§ **Directions**:
Scan the entries line by line and return those with "Cells".

[Stored records]
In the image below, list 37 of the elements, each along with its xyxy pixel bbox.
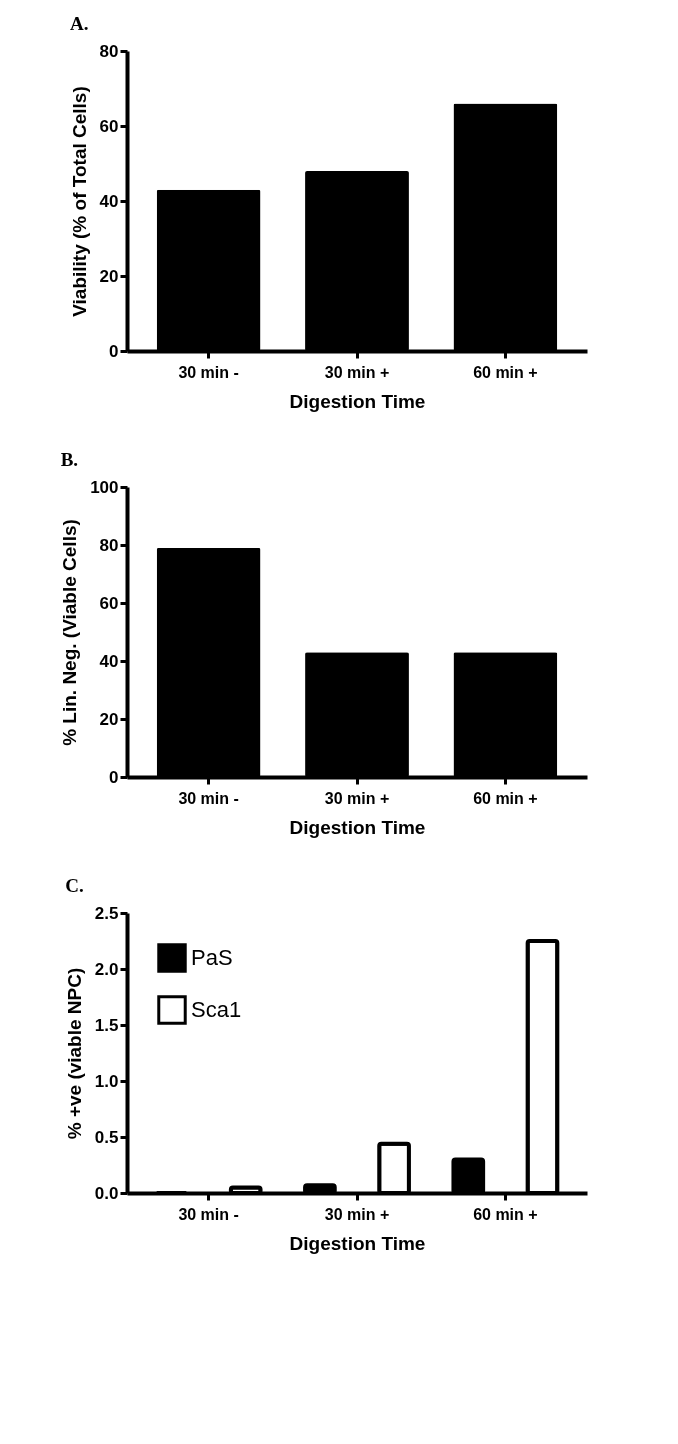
- x-tick-label: 60 min +: [473, 789, 538, 807]
- y-tick-label: 0: [109, 341, 119, 361]
- x-axis-title: Digestion Time: [289, 1232, 426, 1254]
- y-axis-title: % Lin. Neg. (Viable Cells): [59, 519, 81, 746]
- legend-label: PaS: [191, 945, 233, 970]
- y-tick-label: 20: [99, 266, 119, 286]
- y-axis-title: % +ve (viable NPC): [63, 967, 85, 1140]
- x-tick-label: 60 min +: [473, 1205, 538, 1223]
- y-tick-label: 60: [99, 116, 119, 136]
- legend-label: Sca1: [191, 997, 242, 1022]
- chart-title: B.: [60, 449, 79, 470]
- y-tick-label: 100: [90, 477, 119, 497]
- y-tick-label: 60: [99, 593, 119, 613]
- chart-title: C.: [65, 875, 84, 896]
- x-tick-label: 30 min -: [178, 363, 239, 381]
- y-tick-label: 20: [99, 709, 119, 729]
- y-tick-label: 2.0: [94, 959, 119, 979]
- x-tick-label: 30 min -: [178, 1205, 239, 1223]
- x-tick-label: 30 min -: [178, 789, 239, 807]
- x-tick-label: 30 min +: [324, 363, 390, 381]
- y-tick-label: 0: [109, 767, 119, 787]
- y-tick-label: 1.0: [94, 1071, 119, 1091]
- y-tick-label: 40: [99, 191, 119, 211]
- y-tick-label: 40: [99, 651, 119, 671]
- x-tick-label: 30 min +: [324, 789, 390, 807]
- x-tick-label: 30 min +: [324, 1205, 390, 1223]
- x-tick-label: 60 min +: [473, 363, 538, 381]
- y-tick-label: 80: [99, 41, 119, 61]
- chart-title: A.: [70, 13, 89, 34]
- y-tick-label: 2.5: [94, 903, 119, 923]
- y-tick-label: 80: [99, 535, 119, 555]
- x-axis-title: Digestion Time: [289, 816, 426, 838]
- y-tick-label: 1.5: [94, 1015, 119, 1035]
- y-axis-title: Viability (% of Total Cells): [68, 86, 90, 317]
- y-tick-label: 0.5: [94, 1127, 119, 1147]
- x-axis-title: Digestion Time: [289, 390, 426, 412]
- y-tick-label: 0.0: [94, 1183, 119, 1203]
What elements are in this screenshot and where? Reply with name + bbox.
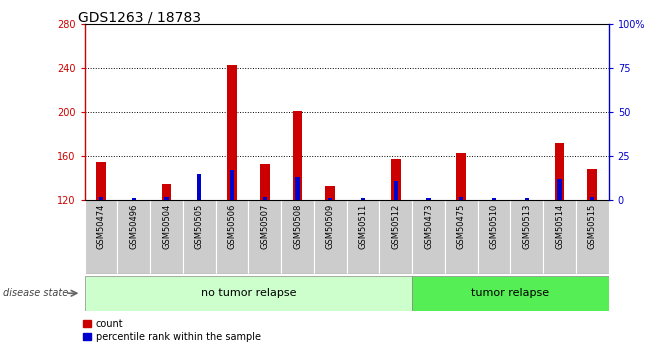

§ **Answer area**:
- y-axis-title: % Lin. Neg. (Viable Cells): [59, 519, 81, 746]
- y-axis-title: Viability (% of Total Cells): [68, 86, 90, 317]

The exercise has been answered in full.